* **GOAL**: Copy every line, leaving nothing out and adding nothing.

Dataset entries
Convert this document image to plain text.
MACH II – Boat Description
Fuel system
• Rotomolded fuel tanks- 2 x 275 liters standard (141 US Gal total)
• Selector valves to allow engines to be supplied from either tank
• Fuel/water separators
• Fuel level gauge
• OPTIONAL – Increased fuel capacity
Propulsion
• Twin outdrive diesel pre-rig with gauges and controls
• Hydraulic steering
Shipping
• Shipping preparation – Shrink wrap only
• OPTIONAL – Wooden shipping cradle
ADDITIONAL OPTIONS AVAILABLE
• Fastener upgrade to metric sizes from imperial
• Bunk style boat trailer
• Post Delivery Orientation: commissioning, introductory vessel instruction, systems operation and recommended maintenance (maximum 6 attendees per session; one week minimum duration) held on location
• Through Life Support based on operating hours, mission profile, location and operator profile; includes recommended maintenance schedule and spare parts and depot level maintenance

* **WRITTEN REPLY**:
Convert this document image to plain text.
MACH II – Boat Description
Fuel system
• Rotomolded fuel tanks- 2 x 275 liters standard (141 US Gal total)
• Selector valves to allow engines to be supplied from either tank
• Fuel/water separators
• Fuel level gauge
• OPTIONAL – Increased fuel capacity
Propulsion
• Twin outdrive diesel pre-rig with gauges and controls
• Hydraulic steering
Shipping
• Shipping preparation – Shrink wrap only
• OPTIONAL – Wooden shipping cradle
ADDITIONAL OPTIONS AVAILABLE
• Fastener upgrade to metric sizes from imperial
• Bunk style boat trailer
• Post Delivery Orientation: commissioning, introductory vessel instruction, systems operation and recommended maintenance (maximum 6 attendees per session; one week minimum duration) held on location
• Through Life Support based on operating hours, mission profile, location and operator profile; includes recommended maintenance schedule and spare parts and depot level maintenance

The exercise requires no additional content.